Exercise brief – Extract, from the records beneath this instruction, each line that contains the word "data".

Provided records –

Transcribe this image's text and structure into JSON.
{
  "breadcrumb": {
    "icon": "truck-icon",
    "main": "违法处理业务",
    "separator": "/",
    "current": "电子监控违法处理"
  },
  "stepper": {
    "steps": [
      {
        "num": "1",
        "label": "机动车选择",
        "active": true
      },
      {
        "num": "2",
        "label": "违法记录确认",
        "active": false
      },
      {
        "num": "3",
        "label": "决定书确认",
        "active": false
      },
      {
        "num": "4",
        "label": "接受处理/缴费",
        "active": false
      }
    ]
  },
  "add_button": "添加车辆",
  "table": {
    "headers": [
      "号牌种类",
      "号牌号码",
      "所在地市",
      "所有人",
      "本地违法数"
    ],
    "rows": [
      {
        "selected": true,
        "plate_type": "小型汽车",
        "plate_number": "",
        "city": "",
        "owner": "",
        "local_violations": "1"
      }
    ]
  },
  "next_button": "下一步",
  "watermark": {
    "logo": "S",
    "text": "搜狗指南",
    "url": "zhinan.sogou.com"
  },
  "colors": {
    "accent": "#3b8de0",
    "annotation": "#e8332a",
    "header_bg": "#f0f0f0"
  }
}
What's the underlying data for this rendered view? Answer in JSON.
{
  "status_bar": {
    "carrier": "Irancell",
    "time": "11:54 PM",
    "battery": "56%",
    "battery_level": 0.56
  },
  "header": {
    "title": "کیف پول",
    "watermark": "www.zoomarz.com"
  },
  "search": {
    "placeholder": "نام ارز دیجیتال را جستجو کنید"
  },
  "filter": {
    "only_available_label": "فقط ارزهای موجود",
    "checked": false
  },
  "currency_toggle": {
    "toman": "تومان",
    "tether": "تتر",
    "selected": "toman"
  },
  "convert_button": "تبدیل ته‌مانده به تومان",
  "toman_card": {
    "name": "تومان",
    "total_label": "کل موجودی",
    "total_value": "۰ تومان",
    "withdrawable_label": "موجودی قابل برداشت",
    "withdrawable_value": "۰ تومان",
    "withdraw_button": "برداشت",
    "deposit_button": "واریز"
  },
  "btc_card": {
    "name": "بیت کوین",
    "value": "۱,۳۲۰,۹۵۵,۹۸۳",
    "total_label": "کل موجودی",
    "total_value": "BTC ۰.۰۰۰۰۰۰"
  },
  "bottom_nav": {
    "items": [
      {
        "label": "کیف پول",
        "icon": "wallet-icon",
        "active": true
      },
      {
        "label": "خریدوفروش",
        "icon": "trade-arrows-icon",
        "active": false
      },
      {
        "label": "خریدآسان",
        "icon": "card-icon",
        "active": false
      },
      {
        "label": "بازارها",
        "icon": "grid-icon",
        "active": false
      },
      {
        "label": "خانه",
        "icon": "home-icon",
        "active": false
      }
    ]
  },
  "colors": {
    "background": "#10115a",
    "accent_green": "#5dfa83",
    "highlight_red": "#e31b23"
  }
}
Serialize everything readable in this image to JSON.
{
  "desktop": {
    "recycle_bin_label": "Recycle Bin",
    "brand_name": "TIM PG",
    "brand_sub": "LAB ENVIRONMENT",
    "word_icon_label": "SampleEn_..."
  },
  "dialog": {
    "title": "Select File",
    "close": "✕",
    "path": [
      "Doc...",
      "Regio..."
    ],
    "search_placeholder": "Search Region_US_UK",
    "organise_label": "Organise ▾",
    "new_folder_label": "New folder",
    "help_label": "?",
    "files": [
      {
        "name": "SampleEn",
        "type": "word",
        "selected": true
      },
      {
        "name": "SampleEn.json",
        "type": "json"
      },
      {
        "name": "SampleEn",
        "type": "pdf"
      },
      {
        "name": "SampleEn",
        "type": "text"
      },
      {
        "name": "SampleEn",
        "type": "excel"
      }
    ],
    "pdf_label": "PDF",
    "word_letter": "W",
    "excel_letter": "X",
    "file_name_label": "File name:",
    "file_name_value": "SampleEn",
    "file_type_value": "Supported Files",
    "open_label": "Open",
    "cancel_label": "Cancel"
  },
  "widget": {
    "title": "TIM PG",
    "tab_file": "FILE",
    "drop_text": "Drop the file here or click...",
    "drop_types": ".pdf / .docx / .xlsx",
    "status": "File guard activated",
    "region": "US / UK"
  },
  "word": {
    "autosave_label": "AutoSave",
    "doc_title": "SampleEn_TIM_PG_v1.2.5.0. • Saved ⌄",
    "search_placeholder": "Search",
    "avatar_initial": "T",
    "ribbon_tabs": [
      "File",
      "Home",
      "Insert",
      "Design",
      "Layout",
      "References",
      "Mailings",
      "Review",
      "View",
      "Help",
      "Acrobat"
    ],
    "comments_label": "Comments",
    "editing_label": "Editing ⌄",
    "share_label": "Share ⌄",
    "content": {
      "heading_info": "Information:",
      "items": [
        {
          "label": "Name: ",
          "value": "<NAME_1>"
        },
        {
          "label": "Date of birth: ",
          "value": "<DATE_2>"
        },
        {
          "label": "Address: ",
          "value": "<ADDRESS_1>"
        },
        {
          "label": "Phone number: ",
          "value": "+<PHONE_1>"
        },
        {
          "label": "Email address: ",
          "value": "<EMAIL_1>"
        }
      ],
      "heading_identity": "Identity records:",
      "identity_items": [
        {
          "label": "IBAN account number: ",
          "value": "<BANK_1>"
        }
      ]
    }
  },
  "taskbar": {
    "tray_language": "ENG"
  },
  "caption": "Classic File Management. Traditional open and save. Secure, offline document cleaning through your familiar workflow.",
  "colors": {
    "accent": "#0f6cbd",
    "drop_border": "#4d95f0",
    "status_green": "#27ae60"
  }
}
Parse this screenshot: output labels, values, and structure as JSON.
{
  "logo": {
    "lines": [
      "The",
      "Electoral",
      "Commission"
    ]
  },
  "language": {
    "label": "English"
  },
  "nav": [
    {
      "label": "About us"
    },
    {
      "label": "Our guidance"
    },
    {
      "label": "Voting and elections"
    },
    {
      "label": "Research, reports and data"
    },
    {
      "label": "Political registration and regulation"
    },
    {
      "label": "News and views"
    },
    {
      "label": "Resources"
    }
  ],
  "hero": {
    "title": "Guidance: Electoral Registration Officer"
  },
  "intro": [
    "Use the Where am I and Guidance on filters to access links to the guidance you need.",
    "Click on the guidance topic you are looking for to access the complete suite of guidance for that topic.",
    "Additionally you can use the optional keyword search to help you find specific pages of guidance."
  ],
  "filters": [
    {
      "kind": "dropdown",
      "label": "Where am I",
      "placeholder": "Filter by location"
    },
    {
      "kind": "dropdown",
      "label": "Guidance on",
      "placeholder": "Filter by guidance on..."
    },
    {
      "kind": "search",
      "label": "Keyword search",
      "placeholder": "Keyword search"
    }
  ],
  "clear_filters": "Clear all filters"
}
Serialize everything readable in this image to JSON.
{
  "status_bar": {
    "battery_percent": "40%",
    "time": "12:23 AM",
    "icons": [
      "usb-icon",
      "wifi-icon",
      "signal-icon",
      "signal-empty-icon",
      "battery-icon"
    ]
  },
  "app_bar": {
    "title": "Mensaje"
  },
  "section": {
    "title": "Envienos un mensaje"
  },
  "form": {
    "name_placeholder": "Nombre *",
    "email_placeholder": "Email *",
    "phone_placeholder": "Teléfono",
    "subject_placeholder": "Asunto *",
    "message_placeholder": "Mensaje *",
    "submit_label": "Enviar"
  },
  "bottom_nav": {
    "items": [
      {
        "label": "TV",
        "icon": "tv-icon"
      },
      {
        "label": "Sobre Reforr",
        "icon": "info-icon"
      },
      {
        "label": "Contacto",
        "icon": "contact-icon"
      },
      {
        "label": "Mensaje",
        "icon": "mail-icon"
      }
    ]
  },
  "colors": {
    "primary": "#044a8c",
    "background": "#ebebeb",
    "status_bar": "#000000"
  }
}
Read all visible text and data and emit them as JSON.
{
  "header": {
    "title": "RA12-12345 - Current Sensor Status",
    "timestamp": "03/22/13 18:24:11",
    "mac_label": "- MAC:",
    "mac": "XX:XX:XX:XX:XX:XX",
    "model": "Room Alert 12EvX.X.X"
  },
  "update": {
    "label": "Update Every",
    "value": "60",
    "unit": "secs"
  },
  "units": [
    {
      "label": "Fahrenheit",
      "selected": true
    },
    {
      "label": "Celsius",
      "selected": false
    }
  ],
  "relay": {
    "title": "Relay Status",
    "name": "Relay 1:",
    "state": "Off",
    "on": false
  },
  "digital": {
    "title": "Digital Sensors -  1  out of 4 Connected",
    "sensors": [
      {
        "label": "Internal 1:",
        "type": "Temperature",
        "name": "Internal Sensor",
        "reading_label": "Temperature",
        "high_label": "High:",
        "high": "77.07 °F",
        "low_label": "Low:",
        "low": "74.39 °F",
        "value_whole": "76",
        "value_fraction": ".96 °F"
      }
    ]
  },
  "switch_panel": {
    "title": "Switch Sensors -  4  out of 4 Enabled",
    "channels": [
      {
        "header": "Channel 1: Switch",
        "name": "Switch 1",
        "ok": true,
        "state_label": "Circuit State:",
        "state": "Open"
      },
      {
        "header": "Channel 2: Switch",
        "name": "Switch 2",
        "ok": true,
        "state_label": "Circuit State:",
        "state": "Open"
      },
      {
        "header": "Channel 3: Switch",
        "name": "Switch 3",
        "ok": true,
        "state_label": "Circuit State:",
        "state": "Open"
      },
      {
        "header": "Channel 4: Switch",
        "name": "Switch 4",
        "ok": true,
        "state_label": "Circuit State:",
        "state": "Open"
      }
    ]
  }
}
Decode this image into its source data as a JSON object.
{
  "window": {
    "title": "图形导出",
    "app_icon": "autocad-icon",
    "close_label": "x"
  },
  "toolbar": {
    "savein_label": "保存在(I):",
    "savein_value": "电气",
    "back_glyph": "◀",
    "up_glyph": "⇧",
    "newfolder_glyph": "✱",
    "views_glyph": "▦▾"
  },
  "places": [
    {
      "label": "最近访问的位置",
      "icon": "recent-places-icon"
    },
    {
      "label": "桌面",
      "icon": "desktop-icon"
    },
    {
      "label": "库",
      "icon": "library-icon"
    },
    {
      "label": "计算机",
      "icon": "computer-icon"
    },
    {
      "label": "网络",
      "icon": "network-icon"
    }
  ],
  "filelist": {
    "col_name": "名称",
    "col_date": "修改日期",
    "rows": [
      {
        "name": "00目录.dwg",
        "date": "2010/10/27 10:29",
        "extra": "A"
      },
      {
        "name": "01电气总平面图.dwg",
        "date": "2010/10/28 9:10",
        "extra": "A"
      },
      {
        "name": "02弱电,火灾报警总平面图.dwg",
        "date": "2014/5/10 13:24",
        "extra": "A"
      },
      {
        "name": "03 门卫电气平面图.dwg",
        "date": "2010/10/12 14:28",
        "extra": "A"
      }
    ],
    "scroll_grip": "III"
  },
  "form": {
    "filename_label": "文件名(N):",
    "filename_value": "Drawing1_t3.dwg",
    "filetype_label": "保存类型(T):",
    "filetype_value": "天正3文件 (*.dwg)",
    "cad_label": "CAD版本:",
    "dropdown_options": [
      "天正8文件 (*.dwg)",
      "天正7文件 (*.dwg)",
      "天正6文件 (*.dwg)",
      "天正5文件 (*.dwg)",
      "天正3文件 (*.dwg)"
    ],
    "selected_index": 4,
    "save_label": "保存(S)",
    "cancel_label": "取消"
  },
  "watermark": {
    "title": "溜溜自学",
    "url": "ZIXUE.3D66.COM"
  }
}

Written answer –
What's the underlying data for this rendered view? Answer in JSON.
      "label": "Research, reports and data"
Read all visible text and data and emit them as JSON.
Decode this image into its source data as a JSON object.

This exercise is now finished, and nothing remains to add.